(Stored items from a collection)
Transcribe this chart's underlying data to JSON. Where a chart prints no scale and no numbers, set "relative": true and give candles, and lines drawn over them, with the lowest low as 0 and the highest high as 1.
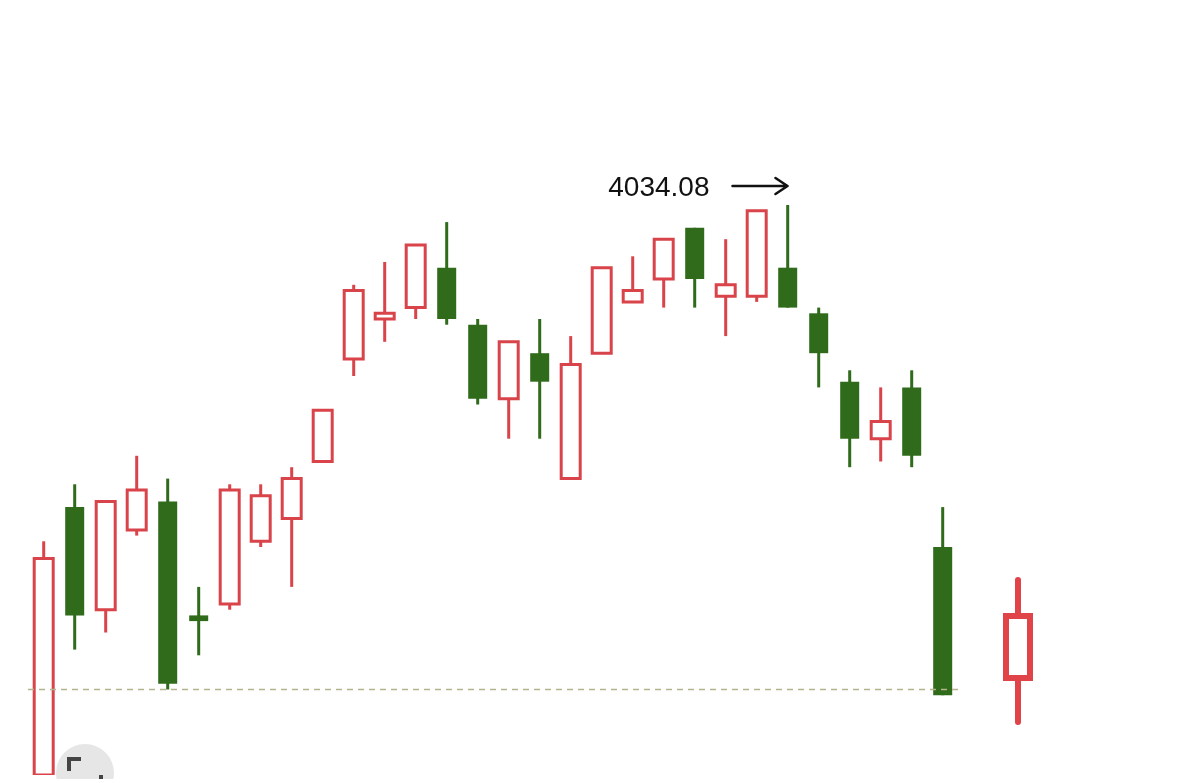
{
  "chart_data": {
    "type": "candlestick",
    "relative": true,
    "categories": [
      null,
      null,
      null,
      null,
      null,
      null,
      null,
      null,
      null,
      null,
      null,
      null,
      null,
      null,
      null,
      null,
      null,
      null,
      null,
      null,
      null,
      null,
      null,
      null,
      null,
      null,
      null,
      null,
      null,
      null
    ],
    "ohlc": [
      [
        0,
        0.41,
        0,
        0.38
      ],
      [
        0.47,
        0.51,
        0.22,
        0.28
      ],
      [
        0.29,
        0.48,
        0.25,
        0.48
      ],
      [
        0.43,
        0.56,
        0.42,
        0.5
      ],
      [
        0.48,
        0.52,
        0.15,
        0.16
      ],
      [
        0.28,
        0.33,
        0.21,
        0.27
      ],
      [
        0.3,
        0.51,
        0.29,
        0.5
      ],
      [
        0.41,
        0.51,
        0.4,
        0.49
      ],
      [
        0.45,
        0.54,
        0.33,
        0.52
      ],
      [
        0.55,
        0.64,
        0.55,
        0.64
      ],
      [
        0.73,
        0.86,
        0.7,
        0.85
      ],
      [
        0.8,
        0.9,
        0.76,
        0.81
      ],
      [
        0.82,
        0.93,
        0.8,
        0.93
      ],
      [
        0.89,
        0.97,
        0.79,
        0.8
      ],
      [
        0.79,
        0.8,
        0.65,
        0.66
      ],
      [
        0.66,
        0.76,
        0.59,
        0.76
      ],
      [
        0.74,
        0.8,
        0.59,
        0.69
      ],
      [
        0.52,
        0.77,
        0.52,
        0.72
      ],
      [
        0.74,
        0.89,
        0.74,
        0.89
      ],
      [
        0.83,
        0.91,
        0.83,
        0.85
      ],
      [
        0.87,
        0.94,
        0.82,
        0.94
      ],
      [
        0.96,
        0.96,
        0.82,
        0.87
      ],
      [
        0.84,
        0.94,
        0.77,
        0.86
      ],
      [
        0.84,
        0.99,
        0.83,
        0.99
      ],
      [
        0.89,
        1,
        0.82,
        0.82
      ],
      [
        0.81,
        0.82,
        0.68,
        0.74
      ],
      [
        0.69,
        0.71,
        0.54,
        0.59
      ],
      [
        0.59,
        0.68,
        0.55,
        0.62
      ],
      [
        0.68,
        0.71,
        0.54,
        0.56
      ],
      [
        0.4,
        0.47,
        0.14,
        0.14
      ]
    ],
    "colors": [
      "#d9434a",
      "#2f6b1a",
      "#d9434a",
      "#d9434a",
      "#2f6b1a",
      "#2f6b1a",
      "#d9434a",
      "#d9434a",
      "#d9434a",
      "#d9434a",
      "#d9434a",
      "#d9434a",
      "#d9434a",
      "#2f6b1a",
      "#2f6b1a",
      "#d9434a",
      "#2f6b1a",
      "#d9434a",
      "#d9434a",
      "#d9434a",
      "#d9434a",
      "#2f6b1a",
      "#d9434a",
      "#d9434a",
      "#2f6b1a",
      "#2f6b1a",
      "#2f6b1a",
      "#d9434a",
      "#2f6b1a",
      "#2f6b1a"
    ],
    "ref_lines": [
      {
        "axis": "y",
        "value": 0.15,
        "color": "#b3b38c",
        "line_style": "dashed"
      }
    ],
    "annotations": [
      "4034.08"
    ]
  }
}
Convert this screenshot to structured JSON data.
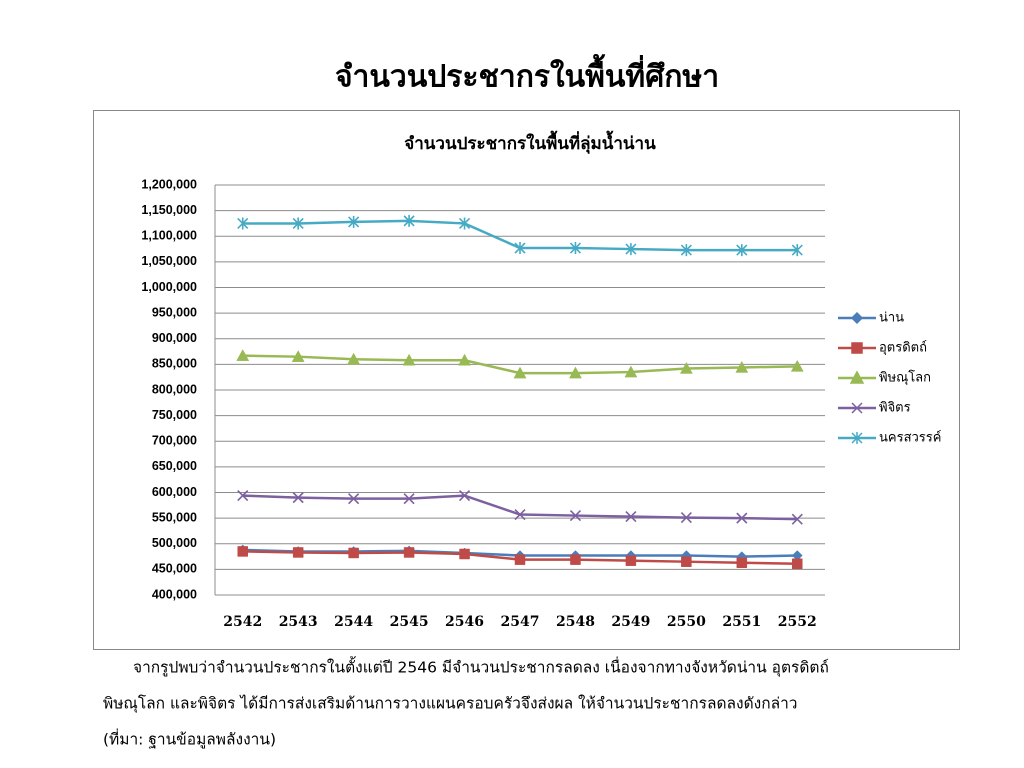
{
  "slide_title": "จำนวนประชากรในพื้นที่ศึกษา",
  "chart_data": {
    "type": "line",
    "title": "จำนวนประชากรในพื้นที่ลุ่มน้ำน่าน",
    "categories": [
      "2542",
      "2543",
      "2544",
      "2545",
      "2546",
      "2547",
      "2548",
      "2549",
      "2550",
      "2551",
      "2552"
    ],
    "series": [
      {
        "name": "น่าน",
        "color": "#4a7ebb",
        "marker": "diamond",
        "values": [
          488000,
          485000,
          485000,
          486000,
          482000,
          477000,
          477000,
          477000,
          477000,
          475000,
          477000
        ]
      },
      {
        "name": "อุตรดิตถ์",
        "color": "#be4b48",
        "marker": "square",
        "values": [
          485000,
          483000,
          482000,
          483000,
          480000,
          469000,
          469000,
          467000,
          465000,
          463000,
          461000
        ]
      },
      {
        "name": "พิษณุโลก",
        "color": "#98b954",
        "marker": "triangle",
        "values": [
          867000,
          865000,
          860000,
          858000,
          858000,
          833000,
          833000,
          835000,
          842000,
          844000,
          846000
        ]
      },
      {
        "name": "พิจิตร",
        "color": "#7d60a0",
        "marker": "x",
        "values": [
          594000,
          590000,
          588000,
          588000,
          594000,
          557000,
          555000,
          553000,
          551000,
          550000,
          548000
        ]
      },
      {
        "name": "นครสวรรค์",
        "color": "#46aac5",
        "marker": "star",
        "values": [
          1125000,
          1125000,
          1128000,
          1130000,
          1125000,
          1077000,
          1077000,
          1075000,
          1073000,
          1073000,
          1073000
        ]
      }
    ],
    "ylim": [
      400000,
      1200000
    ],
    "yticks": [
      {
        "value": 400000,
        "label": "400,000"
      },
      {
        "value": 450000,
        "label": "450,000"
      },
      {
        "value": 500000,
        "label": "500,000"
      },
      {
        "value": 550000,
        "label": "550,000"
      },
      {
        "value": 600000,
        "label": "600,000"
      },
      {
        "value": 650000,
        "label": "650,000"
      },
      {
        "value": 700000,
        "label": "700,000"
      },
      {
        "value": 750000,
        "label": "750,000"
      },
      {
        "value": 800000,
        "label": "800,000"
      },
      {
        "value": 850000,
        "label": "850,000"
      },
      {
        "value": 900000,
        "label": "900,000"
      },
      {
        "value": 950000,
        "label": "950,000"
      },
      {
        "value": 1000000,
        "label": "1,000,000"
      },
      {
        "value": 1050000,
        "label": "1,050,000"
      },
      {
        "value": 1100000,
        "label": "1,100,000"
      },
      {
        "value": 1150000,
        "label": "1,150,000"
      },
      {
        "value": 1200000,
        "label": "1,200,000"
      }
    ],
    "grid": true,
    "legend": "right"
  },
  "notes": [
    "จากรูปพบว่าจำนวนประชากรในตั้งแต่ปี 2546  มีจำนวนประชากรลดลง เนื่องจากทางจังหวัดน่าน อุตรดิตถ์",
    "พิษณุโลก และพิจิตร ได้มีการส่งเสริมด้านการวางแผนครอบครัวจึงส่งผล ให้จำนวนประชากรลดลงดังกล่าว",
    "(ที่มา: ฐานข้อมูลพลังงาน)"
  ]
}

**GIVEN EXERCISE:**
Wherever a line in the data above holds "จำนวนประชากรในพ", copy that line.

**CORRECT OUTPUT:**
  "slide_title": "จำนวนประชากรในพื้นที่ศึกษา",
    "title": "จำนวนประชากรในพื้นที่ลุ่มน้ำน่าน",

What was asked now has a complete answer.